§ TASK PROMPT:
Scan the data beneath this task and copy each line that includes "property".

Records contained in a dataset
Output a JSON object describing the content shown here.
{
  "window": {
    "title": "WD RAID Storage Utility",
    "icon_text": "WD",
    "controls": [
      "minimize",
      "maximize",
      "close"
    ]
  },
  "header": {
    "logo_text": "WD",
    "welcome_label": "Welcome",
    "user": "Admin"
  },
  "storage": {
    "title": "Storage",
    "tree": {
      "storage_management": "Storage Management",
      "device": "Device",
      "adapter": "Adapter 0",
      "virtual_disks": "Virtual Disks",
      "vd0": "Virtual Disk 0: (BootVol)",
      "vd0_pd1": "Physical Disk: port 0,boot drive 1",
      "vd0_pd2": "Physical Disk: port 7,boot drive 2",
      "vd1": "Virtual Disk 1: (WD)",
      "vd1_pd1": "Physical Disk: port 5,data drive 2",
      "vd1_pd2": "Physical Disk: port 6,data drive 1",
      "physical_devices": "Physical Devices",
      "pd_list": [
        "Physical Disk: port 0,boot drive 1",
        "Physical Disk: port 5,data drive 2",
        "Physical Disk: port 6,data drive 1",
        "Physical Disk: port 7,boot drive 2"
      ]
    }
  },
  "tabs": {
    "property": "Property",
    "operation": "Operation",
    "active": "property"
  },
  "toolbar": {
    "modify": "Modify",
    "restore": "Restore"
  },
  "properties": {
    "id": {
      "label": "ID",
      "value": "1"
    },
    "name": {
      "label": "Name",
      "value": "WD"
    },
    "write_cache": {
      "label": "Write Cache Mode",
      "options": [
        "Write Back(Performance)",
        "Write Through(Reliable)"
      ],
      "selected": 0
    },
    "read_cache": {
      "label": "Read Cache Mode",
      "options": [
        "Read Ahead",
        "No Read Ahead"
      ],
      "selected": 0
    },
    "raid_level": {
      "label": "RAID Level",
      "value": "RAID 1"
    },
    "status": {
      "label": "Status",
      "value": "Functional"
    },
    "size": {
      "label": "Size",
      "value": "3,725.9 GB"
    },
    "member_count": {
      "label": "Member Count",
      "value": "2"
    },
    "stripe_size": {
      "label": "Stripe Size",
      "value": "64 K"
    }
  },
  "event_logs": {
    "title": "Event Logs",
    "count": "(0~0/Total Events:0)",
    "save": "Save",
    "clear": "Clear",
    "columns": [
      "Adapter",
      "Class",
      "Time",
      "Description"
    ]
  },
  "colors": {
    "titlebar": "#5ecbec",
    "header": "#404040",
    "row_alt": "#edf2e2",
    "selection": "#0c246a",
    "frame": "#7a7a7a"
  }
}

§ RESPONSE:
    "property": "Property",
    "active": "property"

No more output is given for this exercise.